- _Dataset records_

BEGIN

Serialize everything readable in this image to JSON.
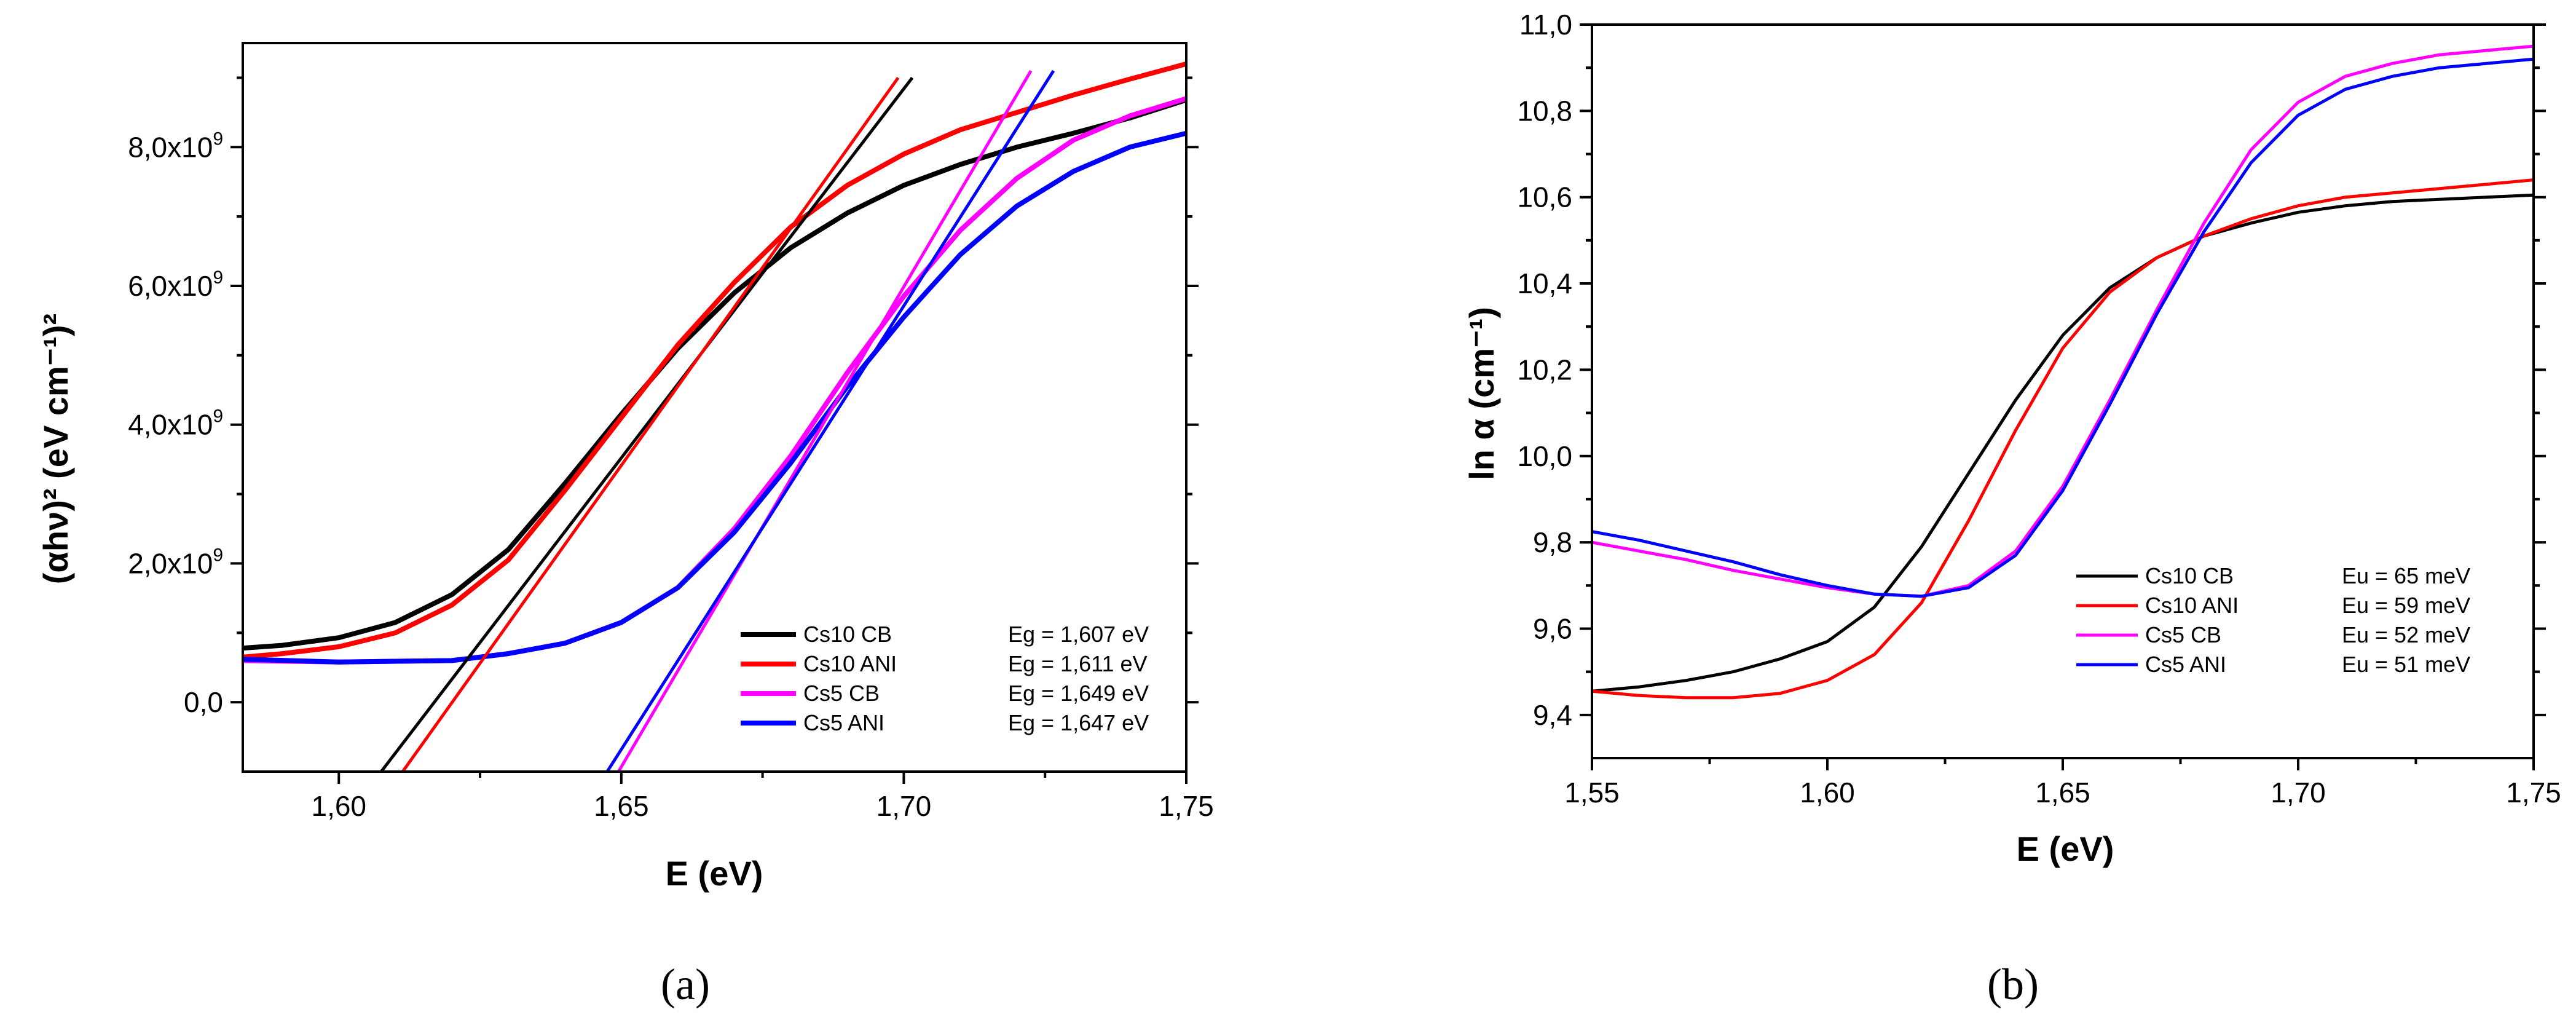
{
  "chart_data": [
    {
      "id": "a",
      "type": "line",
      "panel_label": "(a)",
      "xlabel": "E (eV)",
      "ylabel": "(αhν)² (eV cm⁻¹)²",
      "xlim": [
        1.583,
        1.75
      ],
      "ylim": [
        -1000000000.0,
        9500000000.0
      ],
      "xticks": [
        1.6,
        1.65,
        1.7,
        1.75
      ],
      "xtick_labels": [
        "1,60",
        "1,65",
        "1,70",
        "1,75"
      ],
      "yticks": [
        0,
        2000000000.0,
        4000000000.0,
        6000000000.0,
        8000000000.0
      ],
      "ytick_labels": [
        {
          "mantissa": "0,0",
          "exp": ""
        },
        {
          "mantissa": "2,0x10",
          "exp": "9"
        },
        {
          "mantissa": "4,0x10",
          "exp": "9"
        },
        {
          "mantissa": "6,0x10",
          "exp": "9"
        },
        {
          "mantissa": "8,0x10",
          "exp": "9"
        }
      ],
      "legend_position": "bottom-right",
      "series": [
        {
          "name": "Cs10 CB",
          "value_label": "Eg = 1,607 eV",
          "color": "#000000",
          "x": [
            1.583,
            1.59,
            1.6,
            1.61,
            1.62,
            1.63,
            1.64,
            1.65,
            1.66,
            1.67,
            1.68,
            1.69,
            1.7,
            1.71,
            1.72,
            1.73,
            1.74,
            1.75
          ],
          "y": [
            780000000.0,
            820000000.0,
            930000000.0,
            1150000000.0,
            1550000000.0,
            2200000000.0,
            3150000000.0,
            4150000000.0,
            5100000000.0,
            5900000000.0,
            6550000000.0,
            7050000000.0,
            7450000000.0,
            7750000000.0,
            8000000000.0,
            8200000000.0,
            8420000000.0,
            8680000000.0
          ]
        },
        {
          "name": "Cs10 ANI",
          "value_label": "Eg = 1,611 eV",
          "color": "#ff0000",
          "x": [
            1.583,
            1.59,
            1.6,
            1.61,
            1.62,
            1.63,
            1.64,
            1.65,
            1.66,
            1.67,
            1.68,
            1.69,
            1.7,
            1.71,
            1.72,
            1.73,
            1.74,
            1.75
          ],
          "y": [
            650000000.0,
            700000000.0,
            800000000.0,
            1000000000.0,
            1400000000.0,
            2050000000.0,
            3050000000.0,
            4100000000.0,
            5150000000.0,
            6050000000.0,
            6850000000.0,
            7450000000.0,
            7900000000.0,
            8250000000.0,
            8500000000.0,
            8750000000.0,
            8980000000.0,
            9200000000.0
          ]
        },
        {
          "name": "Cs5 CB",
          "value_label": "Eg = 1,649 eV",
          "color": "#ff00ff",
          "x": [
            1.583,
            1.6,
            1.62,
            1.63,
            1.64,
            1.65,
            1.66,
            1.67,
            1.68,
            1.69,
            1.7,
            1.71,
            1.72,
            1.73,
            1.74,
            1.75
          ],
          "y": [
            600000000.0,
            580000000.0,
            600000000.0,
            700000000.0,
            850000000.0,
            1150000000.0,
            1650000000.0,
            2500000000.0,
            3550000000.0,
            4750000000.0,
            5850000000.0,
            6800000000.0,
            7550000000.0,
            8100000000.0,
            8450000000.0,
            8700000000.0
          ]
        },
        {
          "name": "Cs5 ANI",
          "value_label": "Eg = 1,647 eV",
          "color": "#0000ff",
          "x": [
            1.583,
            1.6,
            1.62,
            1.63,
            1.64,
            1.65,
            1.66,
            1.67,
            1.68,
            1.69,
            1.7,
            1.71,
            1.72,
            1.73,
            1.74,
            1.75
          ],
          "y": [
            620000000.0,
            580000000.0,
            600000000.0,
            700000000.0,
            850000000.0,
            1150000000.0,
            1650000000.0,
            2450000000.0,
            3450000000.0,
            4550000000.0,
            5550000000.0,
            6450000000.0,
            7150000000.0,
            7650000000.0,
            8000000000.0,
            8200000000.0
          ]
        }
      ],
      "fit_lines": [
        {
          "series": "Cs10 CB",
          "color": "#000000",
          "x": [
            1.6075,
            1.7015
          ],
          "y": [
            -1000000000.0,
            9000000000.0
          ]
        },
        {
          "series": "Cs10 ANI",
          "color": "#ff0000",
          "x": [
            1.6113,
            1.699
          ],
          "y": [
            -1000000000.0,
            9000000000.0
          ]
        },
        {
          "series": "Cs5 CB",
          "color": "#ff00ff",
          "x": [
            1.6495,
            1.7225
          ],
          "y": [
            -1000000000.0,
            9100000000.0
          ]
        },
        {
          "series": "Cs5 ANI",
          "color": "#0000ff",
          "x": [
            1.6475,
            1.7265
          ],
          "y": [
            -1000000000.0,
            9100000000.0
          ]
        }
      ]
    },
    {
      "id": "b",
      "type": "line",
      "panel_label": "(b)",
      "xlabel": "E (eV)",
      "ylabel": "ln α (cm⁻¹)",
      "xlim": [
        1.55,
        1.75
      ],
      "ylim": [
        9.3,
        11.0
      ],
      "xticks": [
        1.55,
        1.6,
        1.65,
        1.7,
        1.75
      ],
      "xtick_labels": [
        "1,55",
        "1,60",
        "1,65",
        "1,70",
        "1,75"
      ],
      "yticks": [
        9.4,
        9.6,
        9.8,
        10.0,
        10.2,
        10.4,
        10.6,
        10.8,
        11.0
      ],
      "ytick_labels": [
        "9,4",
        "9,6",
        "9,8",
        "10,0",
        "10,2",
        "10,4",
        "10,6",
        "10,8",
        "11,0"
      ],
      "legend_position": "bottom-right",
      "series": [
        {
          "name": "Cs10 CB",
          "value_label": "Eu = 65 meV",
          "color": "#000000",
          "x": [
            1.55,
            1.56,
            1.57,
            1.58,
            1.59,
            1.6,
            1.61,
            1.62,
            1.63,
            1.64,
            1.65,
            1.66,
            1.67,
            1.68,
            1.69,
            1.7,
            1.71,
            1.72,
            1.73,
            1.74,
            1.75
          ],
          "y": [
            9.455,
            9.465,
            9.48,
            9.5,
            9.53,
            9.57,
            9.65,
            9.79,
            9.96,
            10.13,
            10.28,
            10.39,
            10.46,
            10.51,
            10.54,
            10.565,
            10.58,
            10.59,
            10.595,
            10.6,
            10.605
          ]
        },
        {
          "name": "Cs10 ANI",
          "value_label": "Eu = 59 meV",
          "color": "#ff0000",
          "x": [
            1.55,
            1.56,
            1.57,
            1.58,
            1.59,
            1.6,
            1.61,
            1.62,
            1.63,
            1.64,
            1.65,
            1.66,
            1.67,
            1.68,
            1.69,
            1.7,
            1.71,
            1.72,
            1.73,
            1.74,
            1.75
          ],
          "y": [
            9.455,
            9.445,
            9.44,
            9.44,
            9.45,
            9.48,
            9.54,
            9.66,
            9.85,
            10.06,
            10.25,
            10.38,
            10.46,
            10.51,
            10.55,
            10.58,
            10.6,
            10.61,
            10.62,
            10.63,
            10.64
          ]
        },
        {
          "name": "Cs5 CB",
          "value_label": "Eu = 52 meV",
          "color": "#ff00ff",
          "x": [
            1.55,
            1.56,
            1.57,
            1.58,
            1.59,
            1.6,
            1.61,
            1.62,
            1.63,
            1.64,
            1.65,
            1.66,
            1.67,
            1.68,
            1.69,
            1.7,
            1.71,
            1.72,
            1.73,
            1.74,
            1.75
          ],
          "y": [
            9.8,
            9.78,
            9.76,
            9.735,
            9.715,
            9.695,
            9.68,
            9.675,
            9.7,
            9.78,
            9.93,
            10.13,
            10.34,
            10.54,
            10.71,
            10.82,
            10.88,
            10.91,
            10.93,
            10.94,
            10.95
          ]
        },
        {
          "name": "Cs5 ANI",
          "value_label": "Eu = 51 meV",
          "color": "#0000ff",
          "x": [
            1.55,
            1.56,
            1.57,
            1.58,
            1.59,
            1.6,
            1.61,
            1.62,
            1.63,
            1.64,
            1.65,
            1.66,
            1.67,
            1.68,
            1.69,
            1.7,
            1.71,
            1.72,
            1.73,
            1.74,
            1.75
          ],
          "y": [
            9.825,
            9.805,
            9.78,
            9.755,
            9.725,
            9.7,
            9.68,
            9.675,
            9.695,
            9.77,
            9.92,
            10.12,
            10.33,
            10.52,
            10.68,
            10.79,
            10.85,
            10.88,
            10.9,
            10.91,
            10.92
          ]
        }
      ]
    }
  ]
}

END

Copy every line of the data that holds the string "mantissa".

          "mantissa": "0,0",
          "mantissa": "2,0x10",
          "mantissa": "4,0x10",
          "mantissa": "6,0x10",
          "mantissa": "8,0x10",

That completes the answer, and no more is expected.